Figure contents as structured data
====

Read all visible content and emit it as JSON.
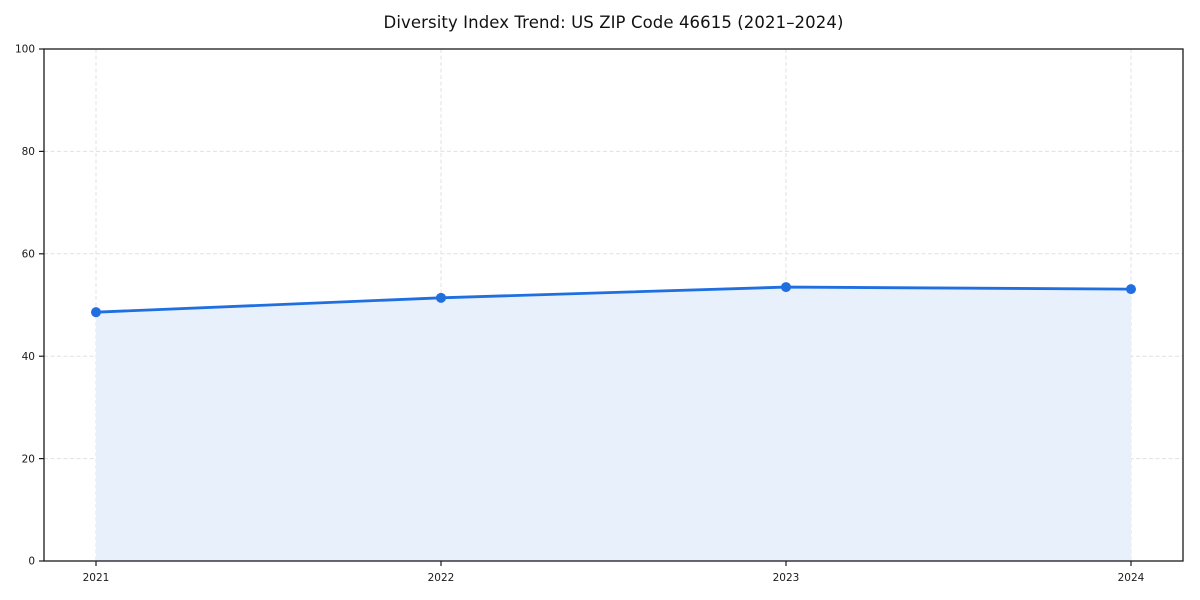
{
  "title": "Diversity Index Trend: US ZIP Code 46615 (2021–2024)",
  "chart_data": {
    "type": "area",
    "title": "Diversity Index Trend: US ZIP Code 46615 (2021–2024)",
    "categories": [
      "2021",
      "2022",
      "2023",
      "2024"
    ],
    "series": [
      {
        "name": "Diversity Index",
        "values": [
          48.6,
          51.4,
          53.5,
          53.1
        ]
      }
    ],
    "xlabel": "",
    "ylabel": "",
    "ylim": [
      0,
      100
    ],
    "yticks": [
      0,
      20,
      40,
      60,
      80,
      100
    ],
    "grid": "dashed both horizontal and vertical",
    "legend_position": "none",
    "marker": "circle",
    "colors": {
      "line": "#1f6fe0",
      "marker": "#1f6fe0",
      "fill": "#e8f0fc",
      "grid": "#e1e1e4",
      "axis": "#1a1a1a",
      "text": "#1a1a1a",
      "background": "#ffffff"
    }
  }
}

====

### BRIEF
Select all lines in the listing that include the word "Index".

### ANSWER BELOW
  "title": "Diversity Index Trend: US ZIP Code 46615 (2021–2024)",
    "title": "Diversity Index Trend: US ZIP Code 46615 (2021–2024)",
        "name": "Diversity Index",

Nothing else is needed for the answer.